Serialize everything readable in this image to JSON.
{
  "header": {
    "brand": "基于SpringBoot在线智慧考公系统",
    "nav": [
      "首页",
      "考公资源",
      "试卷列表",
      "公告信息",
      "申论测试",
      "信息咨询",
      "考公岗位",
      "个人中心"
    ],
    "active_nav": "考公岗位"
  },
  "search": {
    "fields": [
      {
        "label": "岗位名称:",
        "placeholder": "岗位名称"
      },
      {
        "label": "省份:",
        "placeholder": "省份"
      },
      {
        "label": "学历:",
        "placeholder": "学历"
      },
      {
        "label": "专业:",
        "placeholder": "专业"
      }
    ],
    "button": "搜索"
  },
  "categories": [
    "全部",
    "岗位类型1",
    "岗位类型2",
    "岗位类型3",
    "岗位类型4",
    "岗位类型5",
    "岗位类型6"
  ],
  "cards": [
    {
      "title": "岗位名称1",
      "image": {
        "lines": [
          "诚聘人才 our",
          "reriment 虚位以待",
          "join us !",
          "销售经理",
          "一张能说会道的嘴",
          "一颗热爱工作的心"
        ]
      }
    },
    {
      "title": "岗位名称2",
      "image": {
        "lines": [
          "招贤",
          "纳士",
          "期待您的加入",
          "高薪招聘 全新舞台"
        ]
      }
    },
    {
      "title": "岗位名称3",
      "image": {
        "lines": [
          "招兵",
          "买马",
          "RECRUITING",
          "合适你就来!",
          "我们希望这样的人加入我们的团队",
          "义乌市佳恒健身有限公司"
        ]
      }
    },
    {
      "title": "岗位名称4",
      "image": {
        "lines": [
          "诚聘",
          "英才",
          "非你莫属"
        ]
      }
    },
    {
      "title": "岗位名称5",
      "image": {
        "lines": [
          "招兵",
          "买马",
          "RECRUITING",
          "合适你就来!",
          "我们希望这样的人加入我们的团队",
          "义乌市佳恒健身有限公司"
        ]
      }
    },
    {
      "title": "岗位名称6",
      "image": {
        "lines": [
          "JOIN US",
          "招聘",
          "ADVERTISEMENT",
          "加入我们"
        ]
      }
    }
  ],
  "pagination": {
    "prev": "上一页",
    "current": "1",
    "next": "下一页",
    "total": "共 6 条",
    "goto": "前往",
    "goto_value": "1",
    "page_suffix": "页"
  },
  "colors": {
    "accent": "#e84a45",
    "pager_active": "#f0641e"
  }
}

+===+

→ **EXERCISE INSTRUCTIONS**
Using the records above, find and show each line with the string "placeholder".

→ **SOLUTION TO THIS TASK**
        "placeholder": "岗位名称"
        "placeholder": "省份"
        "placeholder": "学历"
        "placeholder": "专业"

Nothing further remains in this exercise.